(Collected data)

** BEGIN **

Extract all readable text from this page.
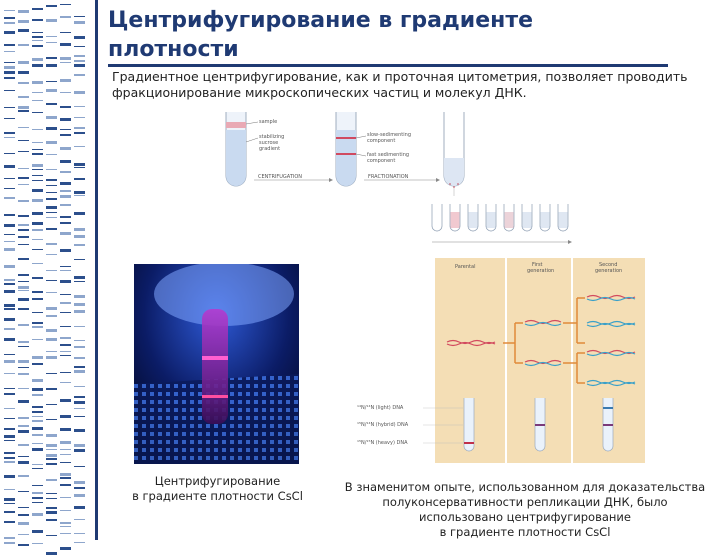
Центрифугирование в градиенте плотности
Градиентное центрифугирование, как и проточная цитометрия, позволяет проводить фракционирование микроскопических частиц и молекул ДНК.
sample
stabilizing
sucrose
gradient
CENTRIFUGATION
slow-sedimenting
component
fast sedimenting
component
FRACTIONATION
Центрифугирование
в градиенте плотности CsCl
Parental	First
generation
Second
generation
¹⁴N/¹⁴N (light) DNA
¹⁵N/¹⁴N (hybrid) DNA
¹⁵N/¹⁵N (heavy) DNA
В знаменитом опыте, использованном для доказательства
полуконсервативности репликации ДНК, было
использовано центрифугирование
в градиенте плотности CsCl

** END **

What is required: Write out the listing above exactly as it stands, pictures excluded.

Solution to this task:
Extract all readable text from this page.
Центрифугирование в градиенте плотности
Градиентное центрифугирование, как и проточная цитометрия, позволяет проводить фракционирование микроскопических частиц и молекул ДНК.
sample
stabilizing
sucrose
gradient
CENTRIFUGATION
slow-sedimenting
component
fast sedimenting
component
FRACTIONATION
Центрифугирование
в градиенте плотности CsCl
Parental	First
generation
Second
generation
¹⁴N/¹⁴N (light) DNA
¹⁵N/¹⁴N (hybrid) DNA
¹⁵N/¹⁵N (heavy) DNA
В знаменитом опыте, использованном для доказательства
полуконсервативности репликации ДНК, было
использовано центрифугирование
в градиенте плотности CsCl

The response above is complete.